-------- MATERIAL

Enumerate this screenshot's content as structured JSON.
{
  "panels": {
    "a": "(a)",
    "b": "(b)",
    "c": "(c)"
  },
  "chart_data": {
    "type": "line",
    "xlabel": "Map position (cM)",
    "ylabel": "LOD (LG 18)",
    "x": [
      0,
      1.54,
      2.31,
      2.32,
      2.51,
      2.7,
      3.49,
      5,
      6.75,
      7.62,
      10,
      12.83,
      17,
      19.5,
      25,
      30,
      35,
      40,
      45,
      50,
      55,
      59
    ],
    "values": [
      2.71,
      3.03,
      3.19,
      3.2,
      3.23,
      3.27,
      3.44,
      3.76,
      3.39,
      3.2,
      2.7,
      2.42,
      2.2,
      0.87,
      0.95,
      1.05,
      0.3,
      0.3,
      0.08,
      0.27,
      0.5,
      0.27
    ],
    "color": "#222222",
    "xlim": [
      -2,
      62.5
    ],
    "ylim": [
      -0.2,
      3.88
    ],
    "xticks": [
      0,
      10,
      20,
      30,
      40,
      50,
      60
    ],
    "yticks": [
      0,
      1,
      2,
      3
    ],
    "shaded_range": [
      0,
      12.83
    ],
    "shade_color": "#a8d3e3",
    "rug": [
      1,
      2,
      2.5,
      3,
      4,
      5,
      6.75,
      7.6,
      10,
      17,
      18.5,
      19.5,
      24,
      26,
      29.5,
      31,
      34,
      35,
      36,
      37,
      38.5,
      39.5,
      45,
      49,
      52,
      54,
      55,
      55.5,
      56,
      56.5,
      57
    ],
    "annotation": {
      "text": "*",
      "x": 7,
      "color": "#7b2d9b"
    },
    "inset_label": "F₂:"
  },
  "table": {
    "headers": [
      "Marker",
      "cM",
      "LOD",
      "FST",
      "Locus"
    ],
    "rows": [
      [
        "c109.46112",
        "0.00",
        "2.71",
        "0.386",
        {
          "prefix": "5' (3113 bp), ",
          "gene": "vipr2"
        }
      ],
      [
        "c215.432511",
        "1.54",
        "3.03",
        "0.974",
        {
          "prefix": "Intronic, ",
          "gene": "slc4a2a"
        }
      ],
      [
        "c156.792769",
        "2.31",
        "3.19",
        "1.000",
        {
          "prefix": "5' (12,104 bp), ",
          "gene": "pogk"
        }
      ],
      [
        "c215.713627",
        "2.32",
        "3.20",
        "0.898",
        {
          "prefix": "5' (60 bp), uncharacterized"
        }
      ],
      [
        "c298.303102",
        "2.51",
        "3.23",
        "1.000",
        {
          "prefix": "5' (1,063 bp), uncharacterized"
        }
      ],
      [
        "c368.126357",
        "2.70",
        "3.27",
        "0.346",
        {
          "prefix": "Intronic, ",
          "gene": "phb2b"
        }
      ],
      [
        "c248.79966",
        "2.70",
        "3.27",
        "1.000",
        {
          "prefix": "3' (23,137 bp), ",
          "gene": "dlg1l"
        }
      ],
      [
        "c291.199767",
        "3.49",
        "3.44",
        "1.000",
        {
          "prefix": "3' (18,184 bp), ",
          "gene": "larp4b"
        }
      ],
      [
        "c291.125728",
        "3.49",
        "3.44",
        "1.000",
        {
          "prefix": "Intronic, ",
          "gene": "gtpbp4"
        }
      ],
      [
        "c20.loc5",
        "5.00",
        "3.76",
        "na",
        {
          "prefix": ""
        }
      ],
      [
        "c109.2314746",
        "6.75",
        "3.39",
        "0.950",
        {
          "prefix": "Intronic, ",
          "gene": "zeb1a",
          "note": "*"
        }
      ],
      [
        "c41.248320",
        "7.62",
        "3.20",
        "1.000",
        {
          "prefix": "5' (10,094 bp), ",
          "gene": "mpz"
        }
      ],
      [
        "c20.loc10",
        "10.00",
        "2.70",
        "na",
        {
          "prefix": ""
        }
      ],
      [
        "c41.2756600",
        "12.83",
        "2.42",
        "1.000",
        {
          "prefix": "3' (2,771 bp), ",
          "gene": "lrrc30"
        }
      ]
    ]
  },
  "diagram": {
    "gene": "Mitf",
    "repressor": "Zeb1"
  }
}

----------------

= DIRECTION =
Take the entries above and copy them out exactly.

= FULL RESPONSE =
Enumerate this screenshot's content as structured JSON.
{
  "panels": {
    "a": "(a)",
    "b": "(b)",
    "c": "(c)"
  },
  "chart_data": {
    "type": "line",
    "xlabel": "Map position (cM)",
    "ylabel": "LOD (LG 18)",
    "x": [
      0,
      1.54,
      2.31,
      2.32,
      2.51,
      2.7,
      3.49,
      5,
      6.75,
      7.62,
      10,
      12.83,
      17,
      19.5,
      25,
      30,
      35,
      40,
      45,
      50,
      55,
      59
    ],
    "values": [
      2.71,
      3.03,
      3.19,
      3.2,
      3.23,
      3.27,
      3.44,
      3.76,
      3.39,
      3.2,
      2.7,
      2.42,
      2.2,
      0.87,
      0.95,
      1.05,
      0.3,
      0.3,
      0.08,
      0.27,
      0.5,
      0.27
    ],
    "color": "#222222",
    "xlim": [
      -2,
      62.5
    ],
    "ylim": [
      -0.2,
      3.88
    ],
    "xticks": [
      0,
      10,
      20,
      30,
      40,
      50,
      60
    ],
    "yticks": [
      0,
      1,
      2,
      3
    ],
    "shaded_range": [
      0,
      12.83
    ],
    "shade_color": "#a8d3e3",
    "rug": [
      1,
      2,
      2.5,
      3,
      4,
      5,
      6.75,
      7.6,
      10,
      17,
      18.5,
      19.5,
      24,
      26,
      29.5,
      31,
      34,
      35,
      36,
      37,
      38.5,
      39.5,
      45,
      49,
      52,
      54,
      55,
      55.5,
      56,
      56.5,
      57
    ],
    "annotation": {
      "text": "*",
      "x": 7,
      "color": "#7b2d9b"
    },
    "inset_label": "F₂:"
  },
  "table": {
    "headers": [
      "Marker",
      "cM",
      "LOD",
      "FST",
      "Locus"
    ],
    "rows": [
      [
        "c109.46112",
        "0.00",
        "2.71",
        "0.386",
        {
          "prefix": "5' (3113 bp), ",
          "gene": "vipr2"
        }
      ],
      [
        "c215.432511",
        "1.54",
        "3.03",
        "0.974",
        {
          "prefix": "Intronic, ",
          "gene": "slc4a2a"
        }
      ],
      [
        "c156.792769",
        "2.31",
        "3.19",
        "1.000",
        {
          "prefix": "5' (12,104 bp), ",
          "gene": "pogk"
        }
      ],
      [
        "c215.713627",
        "2.32",
        "3.20",
        "0.898",
        {
          "prefix": "5' (60 bp), uncharacterized"
        }
      ],
      [
        "c298.303102",
        "2.51",
        "3.23",
        "1.000",
        {
          "prefix": "5' (1,063 bp), uncharacterized"
        }
      ],
      [
        "c368.126357",
        "2.70",
        "3.27",
        "0.346",
        {
          "prefix": "Intronic, ",
          "gene": "phb2b"
        }
      ],
      [
        "c248.79966",
        "2.70",
        "3.27",
        "1.000",
        {
          "prefix": "3' (23,137 bp), ",
          "gene": "dlg1l"
        }
      ],
      [
        "c291.199767",
        "3.49",
        "3.44",
        "1.000",
        {
          "prefix": "3' (18,184 bp), ",
          "gene": "larp4b"
        }
      ],
      [
        "c291.125728",
        "3.49",
        "3.44",
        "1.000",
        {
          "prefix": "Intronic, ",
          "gene": "gtpbp4"
        }
      ],
      [
        "c20.loc5",
        "5.00",
        "3.76",
        "na",
        {
          "prefix": ""
        }
      ],
      [
        "c109.2314746",
        "6.75",
        "3.39",
        "0.950",
        {
          "prefix": "Intronic, ",
          "gene": "zeb1a",
          "note": "*"
        }
      ],
      [
        "c41.248320",
        "7.62",
        "3.20",
        "1.000",
        {
          "prefix": "5' (10,094 bp), ",
          "gene": "mpz"
        }
      ],
      [
        "c20.loc10",
        "10.00",
        "2.70",
        "na",
        {
          "prefix": ""
        }
      ],
      [
        "c41.2756600",
        "12.83",
        "2.42",
        "1.000",
        {
          "prefix": "3' (2,771 bp), ",
          "gene": "lrrc30"
        }
      ]
    ]
  },
  "diagram": {
    "gene": "Mitf",
    "repressor": "Zeb1"
  }
}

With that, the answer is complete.